RECORDS SHOWN
******************************

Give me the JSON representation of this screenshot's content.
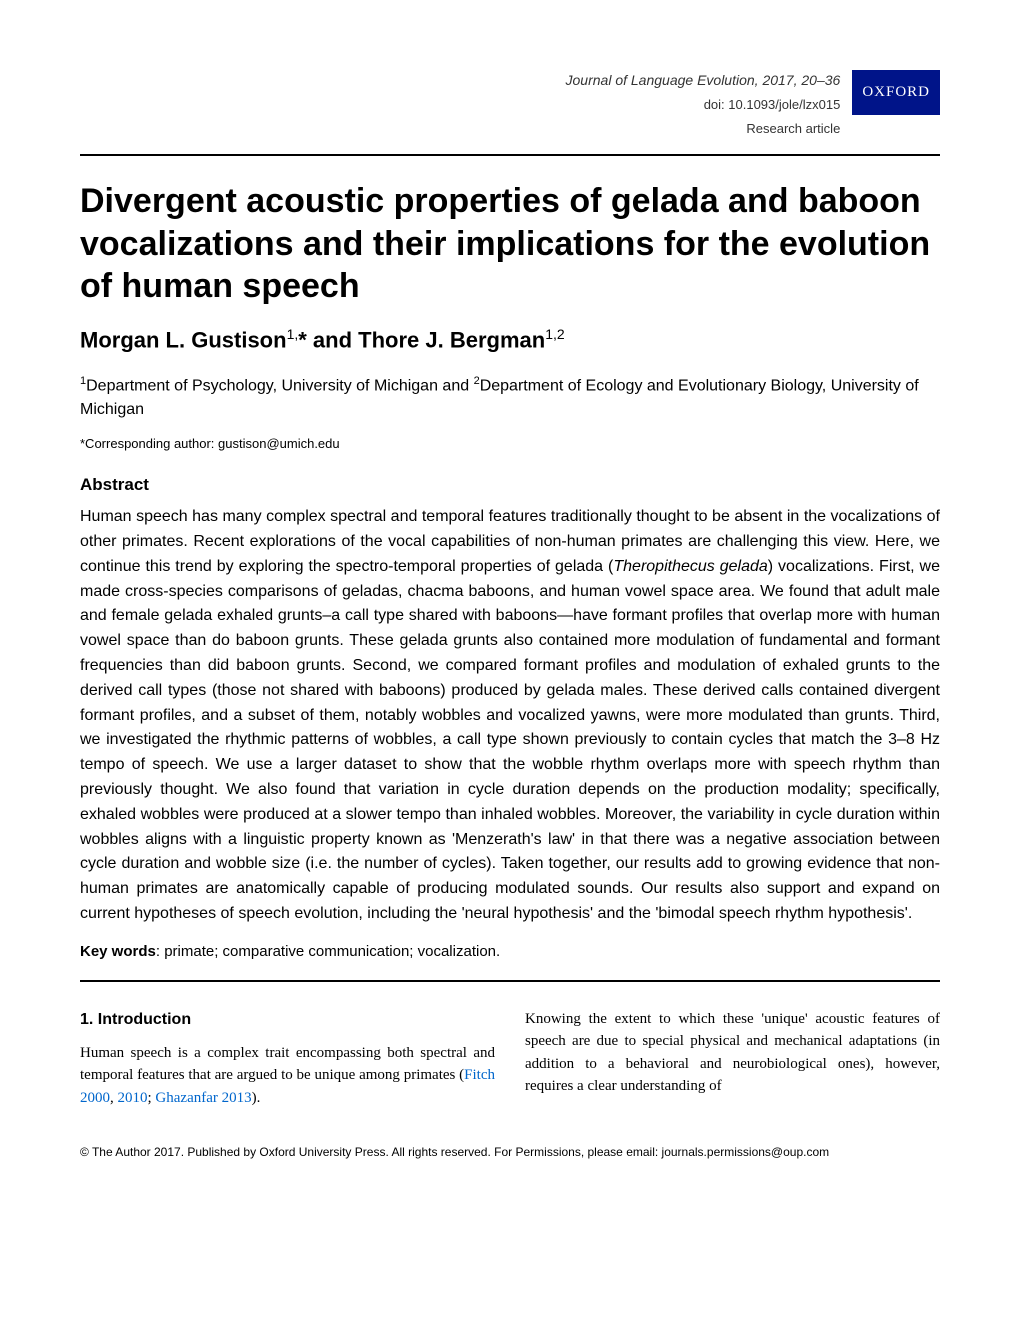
{
  "header": {
    "journal": "Journal of Language Evolution",
    "year_pages": ", 2017, 20–36",
    "doi": "doi: 10.1093/jole/lzx015",
    "article_type": "Research article",
    "publisher_badge": "OXFORD"
  },
  "title": "Divergent acoustic properties of gelada and baboon vocalizations and their implications for the evolution of human speech",
  "authors_line": "Morgan L. Gustison",
  "authors_sup1": "1,",
  "authors_star": "*",
  "authors_and": " and Thore J. Bergman",
  "authors_sup2": "1,2",
  "affiliations": {
    "sup1": "1",
    "text1": "Department of Psychology, University of Michigan and ",
    "sup2": "2",
    "text2": "Department of Ecology and Evolutionary Biology, University of Michigan"
  },
  "corresponding": "*Corresponding author: gustison@umich.edu",
  "abstract": {
    "heading": "Abstract",
    "body_part1": "Human speech has many complex spectral and temporal features traditionally thought to be absent in the vocalizations of other primates. Recent explorations of the vocal capabilities of non-human primates are challenging this view. Here, we continue this trend by exploring the spectro-temporal properties of gelada (",
    "body_italic": "Theropithecus gelada",
    "body_part2": ") vocalizations. First, we made cross-species comparisons of geladas, chacma baboons, and human vowel space area. We found that adult male and female gelada exhaled grunts–a call type shared with baboons—have formant profiles that overlap more with human vowel space than do baboon grunts. These gelada grunts also contained more modulation of fundamental and formant frequencies than did baboon grunts. Second, we compared formant profiles and modulation of exhaled grunts to the derived call types (those not shared with baboons) produced by gelada males. These derived calls contained divergent formant profiles, and a subset of them, notably wobbles and vocalized yawns, were more modulated than grunts. Third, we investigated the rhythmic patterns of wobbles, a call type shown previously to contain cycles that match the 3–8 Hz tempo of speech. We use a larger dataset to show that the wobble rhythm overlaps more with speech rhythm than previously thought. We also found that variation in cycle duration depends on the production modality; specifically, exhaled wobbles were produced at a slower tempo than inhaled wobbles. Moreover, the variability in cycle duration within wobbles aligns with a linguistic property known as 'Menzerath's law' in that there was a negative association between cycle duration and wobble size (i.e. the number of cycles). Taken together, our results add to growing evidence that non-human primates are anatomically capable of producing modulated sounds. Our results also support and expand on current hypotheses of speech evolution, including the 'neural hypothesis' and the 'bimodal speech rhythm hypothesis'."
  },
  "keywords": {
    "label": "Key words",
    "text": ": primate; comparative communication; vocalization."
  },
  "introduction": {
    "heading": "1. Introduction",
    "col1_text": "Human speech is a complex trait encompassing both spectral and temporal features that are argued to be unique among primates (",
    "cite1": "Fitch 2000",
    "comma1": ", ",
    "cite2": "2010",
    "semicolon": "; ",
    "cite3": "Ghazanfar 2013",
    "close_paren": ").",
    "col2_text": "Knowing the extent to which these 'unique' acoustic features of speech are due to special physical and mechanical adaptations (in addition to a behavioral and neurobiological ones), however, requires a clear understanding of"
  },
  "copyright": "© The Author 2017. Published by Oxford University Press. All rights reserved. For Permissions, please email: journals.permissions@oup.com",
  "colors": {
    "oxford_badge_bg": "#001489",
    "oxford_badge_text": "#ffffff",
    "citation_link": "#0066cc",
    "text": "#000000",
    "rule": "#000000"
  },
  "typography": {
    "title_fontsize": 34,
    "authors_fontsize": 22,
    "abstract_fontsize": 16,
    "body_fontsize": 15,
    "meta_fontsize": 14,
    "copyright_fontsize": 12
  }
}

******************************

AIM
Filter the data, keeping only the lines that contain "Department".

COMPLETED EXERCISE
    "text1": "Department of Psychology, University of Michigan and ",
    "text2": "Department of Ecology and Evolutionary Biology, University of Michigan"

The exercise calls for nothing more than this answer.